**Challenge:**
Transcribe the entries that follow exactly as they appear, minus pictures.

==*==

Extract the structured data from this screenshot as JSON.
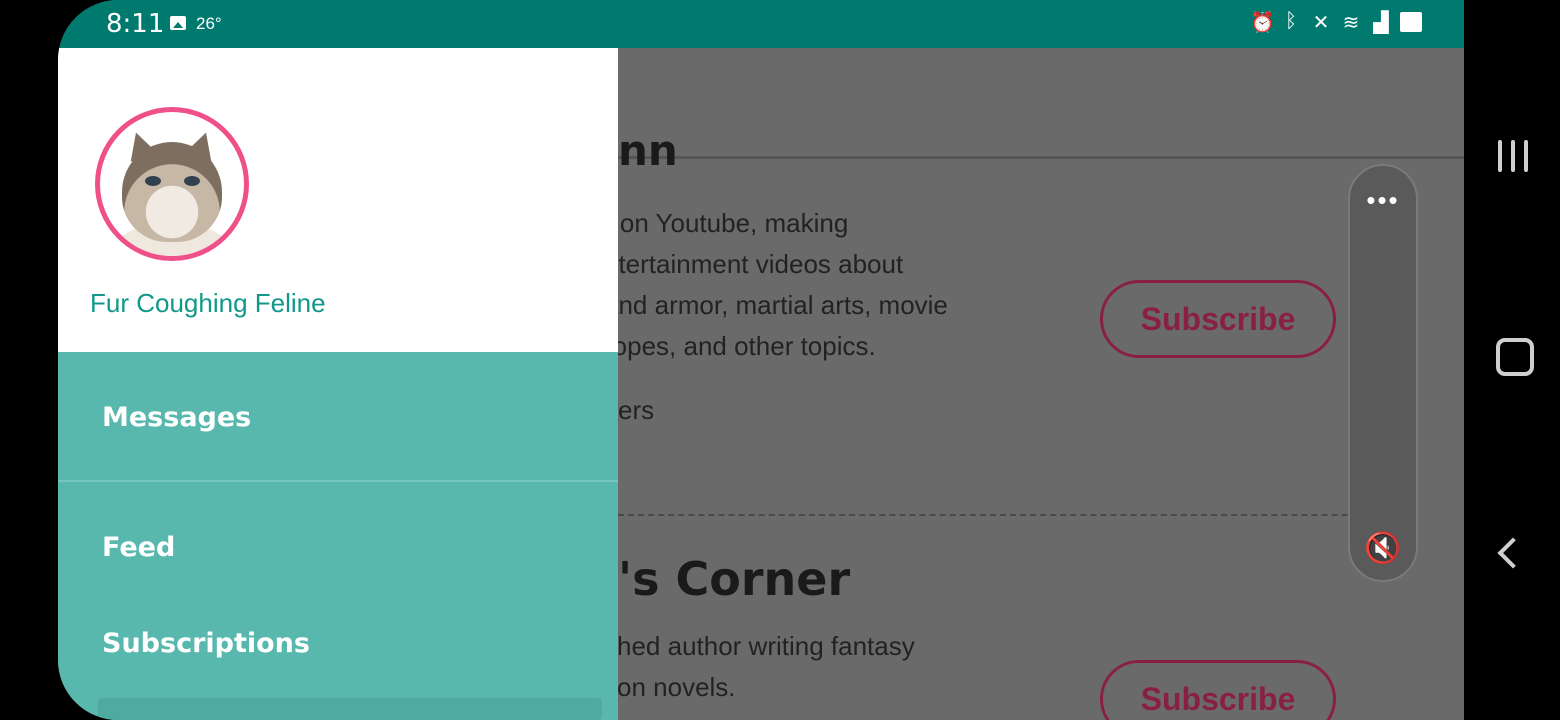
{
  "status_bar": {
    "time": "8:11",
    "temperature": "26°",
    "icons": [
      "alarm-icon",
      "bluetooth-icon",
      "mute-icon",
      "wifi-icon",
      "signal-icon",
      "battery-icon"
    ]
  },
  "background": {
    "card1": {
      "title_fragment": "nn",
      "description_lines": [
        "r on Youtube, making",
        "ntertainment videos about",
        "and armor, martial arts, movie",
        "ropes, and other topics."
      ],
      "meta": "ers",
      "subscribe_label": "Subscribe"
    },
    "card2": {
      "title_fragment": "'s Corner",
      "description_lines": [
        "shed author writing fantasy",
        "tion novels."
      ],
      "subscribe_label": "Subscribe"
    }
  },
  "volume_panel": {
    "more_glyph": "•••",
    "mute_glyph": "🔇"
  },
  "drawer": {
    "user_name": "Fur Coughing Feline",
    "items": [
      {
        "label": "Messages"
      },
      {
        "label": "Feed"
      },
      {
        "label": "Subscriptions"
      }
    ]
  },
  "colors": {
    "status_bar": "#00796f",
    "drawer": "#58b8ae",
    "accent_pink": "#f0508a",
    "subscribe": "#8a1f44"
  }
}
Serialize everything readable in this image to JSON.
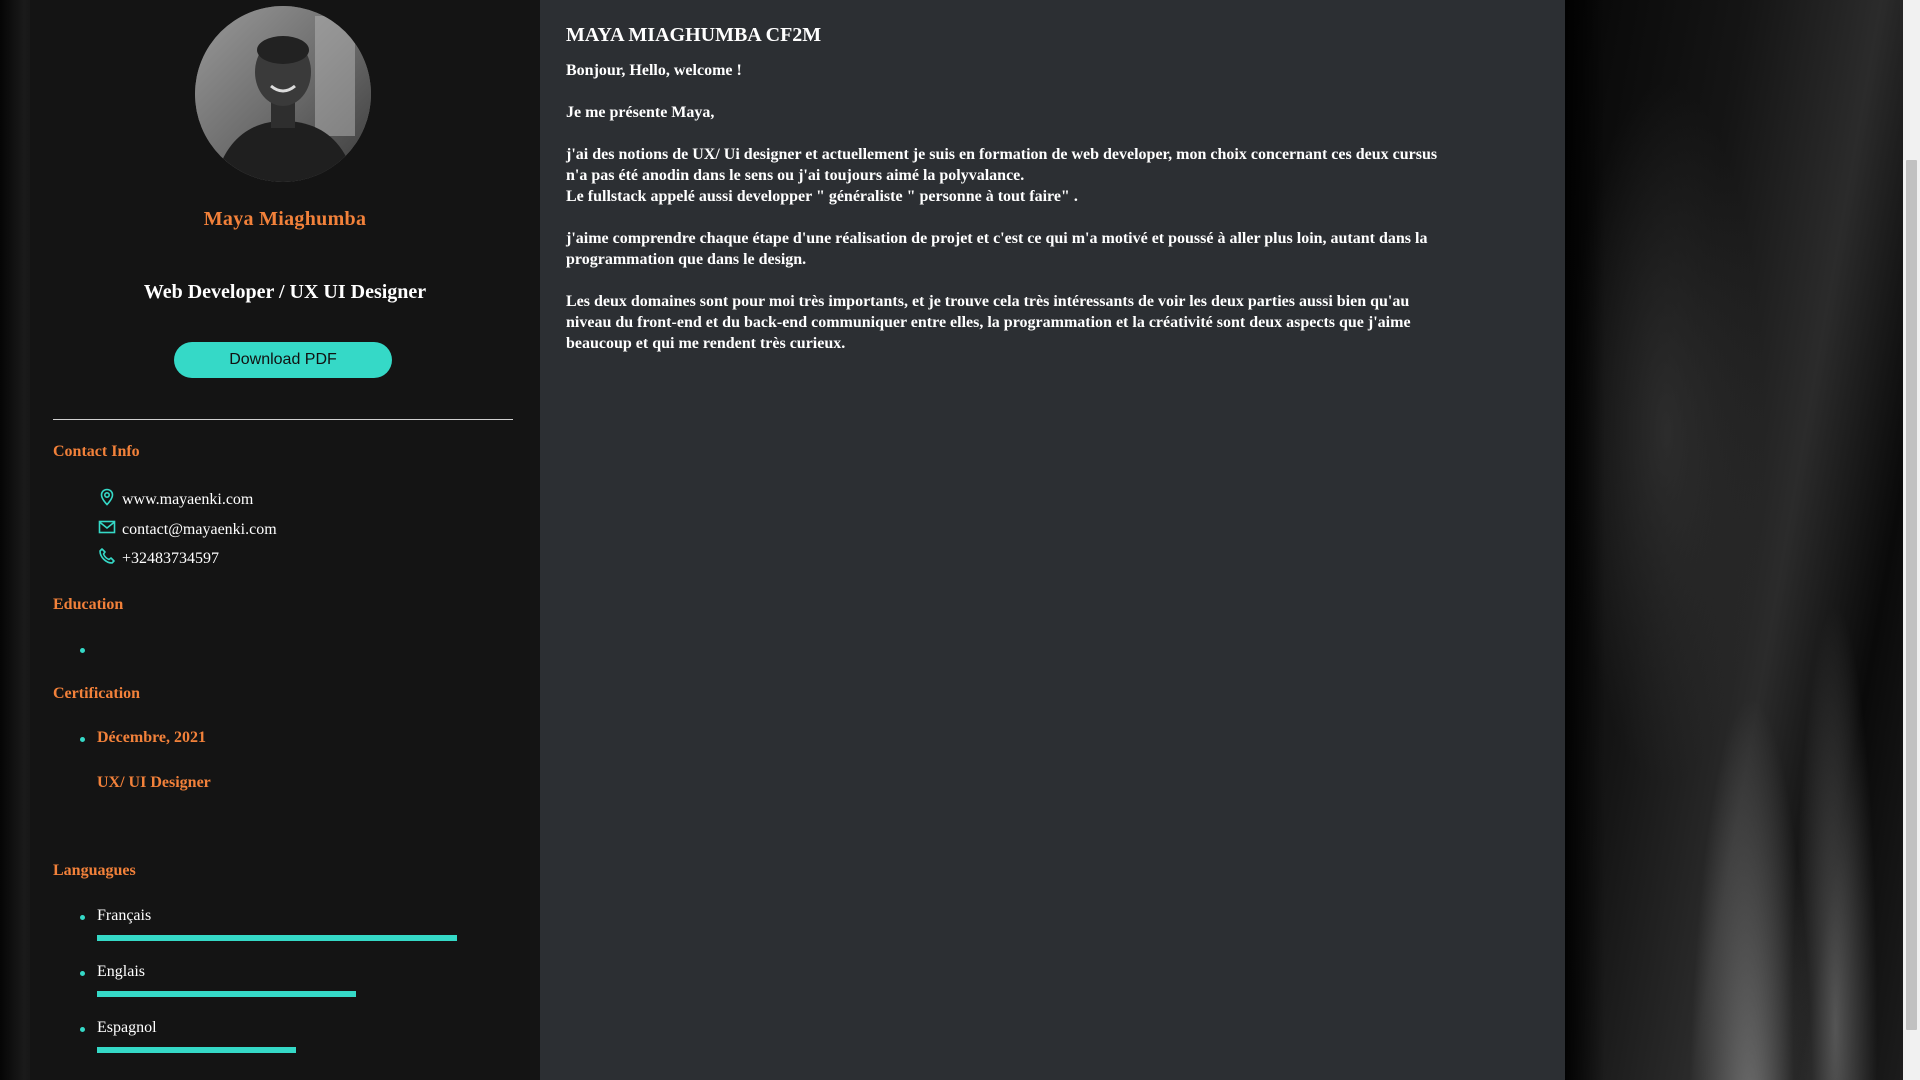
{
  "profile": {
    "name": "Maya Miaghumba",
    "role": "Web Developer / UX UI Designer",
    "download_label": "Download PDF"
  },
  "contact": {
    "title": "Contact Info",
    "items": [
      {
        "icon": "location-pin-icon",
        "text": "www.mayaenki.com"
      },
      {
        "icon": "mail-icon",
        "text": "contact@mayaenki.com"
      },
      {
        "icon": "phone-icon",
        "text": "+32483734597"
      }
    ]
  },
  "education": {
    "title": "Education"
  },
  "certification": {
    "title": "Certification",
    "date": "Décembre, 2021",
    "name": "UX/ UI Designer"
  },
  "languages": {
    "title": "Languagues",
    "items": [
      {
        "label": "Français",
        "level": 0.88
      },
      {
        "label": "Englais",
        "level": 0.63
      },
      {
        "label": "Espagnol",
        "level": 0.49
      }
    ]
  },
  "main": {
    "title": "MAYA MIAGHUMBA CF2M",
    "greeting": "Bonjour, Hello, welcome !",
    "intro": "Je me présente Maya,",
    "p1_line1": "j'ai des notions de UX/ Ui designer et actuellement je suis en formation de web developer, mon choix concernant ces deux cursus",
    "p1_line2": "n'a pas été anodin dans le sens ou j'ai toujours aimé la polyvalance.",
    "p1_line3": "Le fullstack appelé aussi developper \" généraliste \" personne à tout faire\" .",
    "p2_line1": "j'aime comprendre chaque étape d'une réalisation de projet et c'est ce qui m'a motivé et poussé à aller plus loin, autant dans la",
    "p2_line2": "programmation que dans le design.",
    "p3_line1": "Les deux domaines sont pour moi très importants, et je trouve cela très intéressants de voir les deux parties aussi bien qu'au",
    "p3_line2": "niveau du front-end et du back-end communiquer entre elles, la programmation et la créativité sont deux aspects que j'aime",
    "p3_line3": "beaucoup et qui me rendent très curieux."
  },
  "colors": {
    "accent": "#35d9c7",
    "heading": "#f2813a",
    "sidebar_bg": "#141414",
    "main_bg": "#2c2f33"
  }
}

==*==

**Correct result:**
Extract the structured data from this screenshot as JSON.
{
  "status_bar": {
    "time": "8:11",
    "temperature": "26°",
    "icons": [
      "alarm-icon",
      "bluetooth-icon",
      "mute-icon",
      "wifi-icon",
      "signal-icon",
      "battery-icon"
    ]
  },
  "background": {
    "card1": {
      "title_fragment": "nn",
      "description_lines": [
        "r on Youtube, making",
        "ntertainment videos about",
        "and armor, martial arts, movie",
        "ropes, and other topics."
      ],
      "meta": "ers",
      "subscribe_label": "Subscribe"
    },
    "card2": {
      "title_fragment": "'s Corner",
      "description_lines": [
        "shed author writing fantasy",
        "tion novels."
      ],
      "subscribe_label": "Subscribe"
    }
  },
  "volume_panel": {
    "more_glyph": "•••",
    "mute_glyph": "🔇"
  },
  "drawer": {
    "user_name": "Fur Coughing Feline",
    "items": [
      {
        "label": "Messages"
      },
      {
        "label": "Feed"
      },
      {
        "label": "Subscriptions"
      }
    ]
  },
  "colors": {
    "status_bar": "#00796f",
    "drawer": "#58b8ae",
    "accent_pink": "#f0508a",
    "subscribe": "#8a1f44"
  }
}
Serialize everything readable in this image to JSON.
{
  "profile": {
    "name": "Maya Miaghumba",
    "role": "Web Developer / UX UI Designer",
    "download_label": "Download PDF"
  },
  "contact": {
    "title": "Contact Info",
    "items": [
      {
        "icon": "location-pin-icon",
        "text": "www.mayaenki.com"
      },
      {
        "icon": "mail-icon",
        "text": "contact@mayaenki.com"
      },
      {
        "icon": "phone-icon",
        "text": "+32483734597"
      }
    ]
  },
  "education": {
    "title": "Education"
  },
  "certification": {
    "title": "Certification",
    "date": "Décembre, 2021",
    "name": "UX/ UI Designer"
  },
  "languages": {
    "title": "Languagues",
    "items": [
      {
        "label": "Français",
        "level": 0.88
      },
      {
        "label": "Englais",
        "level": 0.63
      },
      {
        "label": "Espagnol",
        "level": 0.49
      }
    ]
  },
  "main": {
    "title": "MAYA MIAGHUMBA CF2M",
    "greeting": "Bonjour, Hello, welcome !",
    "intro": "Je me présente Maya,",
    "p1_line1": "j'ai des notions de UX/ Ui designer et actuellement je suis en formation de web developer, mon choix concernant ces deux cursus",
    "p1_line2": "n'a pas été anodin dans le sens ou j'ai toujours aimé la polyvalance.",
    "p1_line3": "Le fullstack appelé aussi developper \" généraliste \" personne à tout faire\" .",
    "p2_line1": "j'aime comprendre chaque étape d'une réalisation de projet et c'est ce qui m'a motivé et poussé à aller plus loin, autant dans la",
    "p2_line2": "programmation que dans le design.",
    "p3_line1": "Les deux domaines sont pour moi très importants, et je trouve cela très intéressants de voir les deux parties aussi bien qu'au",
    "p3_line2": "niveau du front-end et du back-end communiquer entre elles, la programmation et la créativité sont deux aspects que j'aime",
    "p3_line3": "beaucoup et qui me rendent très curieux."
  },
  "colors": {
    "accent": "#35d9c7",
    "heading": "#f2813a",
    "sidebar_bg": "#141414",
    "main_bg": "#2c2f33"
  }
}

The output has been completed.